Data records:
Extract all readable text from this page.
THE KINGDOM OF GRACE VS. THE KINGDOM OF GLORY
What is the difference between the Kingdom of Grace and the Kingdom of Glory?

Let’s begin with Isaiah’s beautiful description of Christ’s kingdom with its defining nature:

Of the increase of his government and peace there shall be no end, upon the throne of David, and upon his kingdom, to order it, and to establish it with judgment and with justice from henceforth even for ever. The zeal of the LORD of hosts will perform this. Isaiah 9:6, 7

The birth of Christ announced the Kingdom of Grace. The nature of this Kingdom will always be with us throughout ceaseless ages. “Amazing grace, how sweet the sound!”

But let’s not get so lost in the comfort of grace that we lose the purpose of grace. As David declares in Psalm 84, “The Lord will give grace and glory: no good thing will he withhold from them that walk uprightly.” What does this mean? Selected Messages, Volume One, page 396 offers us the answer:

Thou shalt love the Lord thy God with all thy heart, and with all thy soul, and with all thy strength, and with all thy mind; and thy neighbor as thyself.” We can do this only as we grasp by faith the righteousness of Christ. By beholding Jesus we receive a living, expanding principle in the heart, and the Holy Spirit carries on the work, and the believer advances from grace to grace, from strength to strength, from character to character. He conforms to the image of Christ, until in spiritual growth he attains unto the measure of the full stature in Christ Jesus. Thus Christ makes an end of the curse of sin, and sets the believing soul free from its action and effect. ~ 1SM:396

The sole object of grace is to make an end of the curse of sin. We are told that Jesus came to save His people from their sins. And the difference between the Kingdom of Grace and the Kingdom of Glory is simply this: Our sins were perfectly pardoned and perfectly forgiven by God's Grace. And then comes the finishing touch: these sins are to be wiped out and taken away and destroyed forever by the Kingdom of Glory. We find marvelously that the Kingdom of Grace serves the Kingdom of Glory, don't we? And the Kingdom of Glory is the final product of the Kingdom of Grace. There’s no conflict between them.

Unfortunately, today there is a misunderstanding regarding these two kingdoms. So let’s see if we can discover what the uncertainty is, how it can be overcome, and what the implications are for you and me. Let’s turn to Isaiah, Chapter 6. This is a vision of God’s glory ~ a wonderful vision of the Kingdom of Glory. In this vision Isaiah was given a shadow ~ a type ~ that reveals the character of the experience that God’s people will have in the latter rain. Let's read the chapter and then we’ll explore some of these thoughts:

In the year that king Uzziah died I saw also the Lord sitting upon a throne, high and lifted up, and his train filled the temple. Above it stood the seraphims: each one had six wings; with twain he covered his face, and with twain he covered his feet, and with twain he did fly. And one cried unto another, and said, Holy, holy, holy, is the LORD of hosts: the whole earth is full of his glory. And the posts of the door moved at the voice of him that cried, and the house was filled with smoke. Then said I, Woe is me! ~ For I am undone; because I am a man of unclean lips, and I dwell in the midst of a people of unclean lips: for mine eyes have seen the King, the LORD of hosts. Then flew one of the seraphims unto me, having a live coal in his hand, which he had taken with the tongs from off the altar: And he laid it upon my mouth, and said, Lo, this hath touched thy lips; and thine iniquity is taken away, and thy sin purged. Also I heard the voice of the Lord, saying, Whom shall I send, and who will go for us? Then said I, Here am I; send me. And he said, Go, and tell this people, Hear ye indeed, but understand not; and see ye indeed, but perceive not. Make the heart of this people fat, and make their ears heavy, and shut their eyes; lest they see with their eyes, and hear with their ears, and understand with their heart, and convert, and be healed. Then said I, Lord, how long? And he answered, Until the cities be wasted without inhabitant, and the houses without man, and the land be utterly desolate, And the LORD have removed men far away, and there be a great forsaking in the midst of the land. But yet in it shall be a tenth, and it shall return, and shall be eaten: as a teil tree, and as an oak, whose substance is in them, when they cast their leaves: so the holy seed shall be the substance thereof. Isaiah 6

*SHORT TASK*
Identify each line of the material where the word "Jesus" shows up, and copy it.

*OUTPUT FOR THIS TASK*
Thou shalt love the Lord thy God with all thy heart, and with all thy soul, and with all thy strength, and with all thy mind; and thy neighbor as thyself.” We can do this only as we grasp by faith the righteousness of Christ. By beholding Jesus we receive a living, expanding principle in the heart, and the Holy Spirit carries on the work, and the believer advances from grace to grace, from strength to strength, from character to character. He conforms to the image of Christ, until in spiritual growth he attains unto the measure of the full stature in Christ Jesus. Thus Christ makes an end of the curse of sin, and sets the believing soul free from its action and effect. ~ 1SM:396
The sole object of grace is to make an end of the curse of sin. We are told that Jesus came to save His people from their sins. And the difference between the Kingdom of Grace and the Kingdom of Glory is simply this: Our sins were perfectly pardoned and perfectly forgiven by God's Grace. And then comes the finishing touch: these sins are to be wiped out and taken away and destroyed forever by the Kingdom of Glory. We find marvelously that the Kingdom of Grace serves the Kingdom of Glory, don't we? And the Kingdom of Glory is the final product of the Kingdom of Grace. There’s no conflict between them.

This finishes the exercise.